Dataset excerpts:
======

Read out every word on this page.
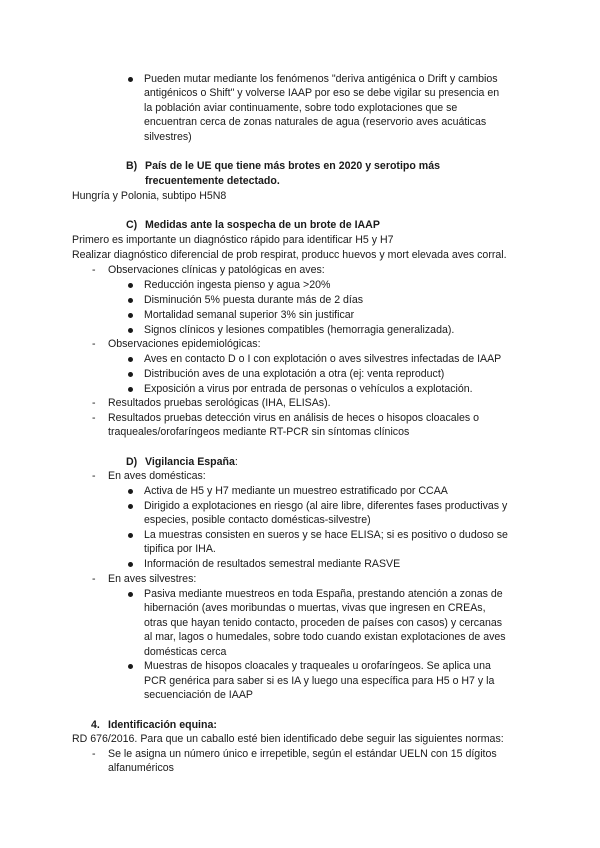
Pueden mutar mediante los fenómenos "deriva antigénica o Drift y cambios
antigénicos o Shift" y volverse IAAP por eso se debe vigilar su presencia en
la población aviar continuamente, sobre todo explotaciones que se
encuentran cerca de zonas naturales de agua (reservorio aves acuáticas
silvestres)
B) País de le UE que tiene más brotes en 2020 y serotipo más
frecuentemente detectado.
Hungría y Polonia, subtipo H5N8
C) Medidas ante la sospecha de un brote de IAAP
Primero es importante un diagnóstico rápido para identificar H5 y H7
Realizar diagnóstico diferencial de prob respirat, producc huevos y mort elevada aves corral.
- Observaciones clínicas y patológicas en aves:
Reducción ingesta pienso y agua >20%
Disminución 5% puesta durante más de 2 días
Mortalidad semanal superior 3% sin justificar
Signos clínicos y lesiones compatibles (hemorragia generalizada).
- Observaciones epidemiológicas:
Aves en contacto D o I con explotación o aves silvestres infectadas de IAAP
Distribución aves de una explotación a otra (ej: venta reproduct)
Exposición a virus por entrada de personas o vehículos a explotación.
- Resultados pruebas serológicas (IHA, ELISAs).
- Resultados pruebas detección virus en análisis de heces o hisopos cloacales o
traqueales/orofaríngeos mediante RT-PCR sin síntomas clínicos
D) Vigilancia España:
- En aves domésticas:
Activa de H5 y H7 mediante un muestreo estratificado por CCAA
Dirigido a explotaciones en riesgo (al aire libre, diferentes fases productivas y
especies, posible contacto domésticas-silvestre)
La muestras consisten en sueros y se hace ELISA; si es positivo o dudoso se
tipifica por IHA.
Información de resultados semestral mediante RASVE
- En aves silvestres:
Pasiva mediante muestreos en toda España, prestando atención a zonas de
hibernación (aves moribundas o muertas, vivas que ingresen en CREAs,
otras que hayan tenido contacto, proceden de países con casos) y cercanas
al mar, lagos o humedales, sobre todo cuando existan explotaciones de aves
domésticas cerca
Muestras de hisopos cloacales y traqueales u orofaríngeos. Se aplica una
PCR genérica para saber si es IA y luego una específica para H5 o H7 y la
secuenciación de IAAP
4. Identificación equina:
RD 676/2016. Para que un caballo esté bien identificado debe seguir las siguientes normas:
- Se le asigna un número único e irrepetible, según el estándar UELN con 15 dígitos
alfanuméricos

======

■ **WORK TO BE COMPLETED**: Transcribe each entry above exactly, apart from the pictures.

■ **TASK ANSWER**:
Read out every word on this page.
Pueden mutar mediante los fenómenos "deriva antigénica o Drift y cambios
antigénicos o Shift" y volverse IAAP por eso se debe vigilar su presencia en
la población aviar continuamente, sobre todo explotaciones que se
encuentran cerca de zonas naturales de agua (reservorio aves acuáticas
silvestres)
B) País de le UE que tiene más brotes en 2020 y serotipo más
frecuentemente detectado.
Hungría y Polonia, subtipo H5N8
C) Medidas ante la sospecha de un brote de IAAP
Primero es importante un diagnóstico rápido para identificar H5 y H7
Realizar diagnóstico diferencial de prob respirat, producc huevos y mort elevada aves corral.
- Observaciones clínicas y patológicas en aves:
Reducción ingesta pienso y agua >20%
Disminución 5% puesta durante más de 2 días
Mortalidad semanal superior 3% sin justificar
Signos clínicos y lesiones compatibles (hemorragia generalizada).
- Observaciones epidemiológicas:
Aves en contacto D o I con explotación o aves silvestres infectadas de IAAP
Distribución aves de una explotación a otra (ej: venta reproduct)
Exposición a virus por entrada de personas o vehículos a explotación.
- Resultados pruebas serológicas (IHA, ELISAs).
- Resultados pruebas detección virus en análisis de heces o hisopos cloacales o
traqueales/orofaríngeos mediante RT-PCR sin síntomas clínicos
D) Vigilancia España:
- En aves domésticas:
Activa de H5 y H7 mediante un muestreo estratificado por CCAA
Dirigido a explotaciones en riesgo (al aire libre, diferentes fases productivas y
especies, posible contacto domésticas-silvestre)
La muestras consisten en sueros y se hace ELISA; si es positivo o dudoso se
tipifica por IHA.
Información de resultados semestral mediante RASVE
- En aves silvestres:
Pasiva mediante muestreos en toda España, prestando atención a zonas de
hibernación (aves moribundas o muertas, vivas que ingresen en CREAs,
otras que hayan tenido contacto, proceden de países con casos) y cercanas
al mar, lagos o humedales, sobre todo cuando existan explotaciones de aves
domésticas cerca
Muestras de hisopos cloacales y traqueales u orofaríngeos. Se aplica una
PCR genérica para saber si es IA y luego una específica para H5 o H7 y la
secuenciación de IAAP
4. Identificación equina:
RD 676/2016. Para que un caballo esté bien identificado debe seguir las siguientes normas:
- Se le asigna un número único e irrepetible, según el estándar UELN con 15 dígitos
alfanuméricos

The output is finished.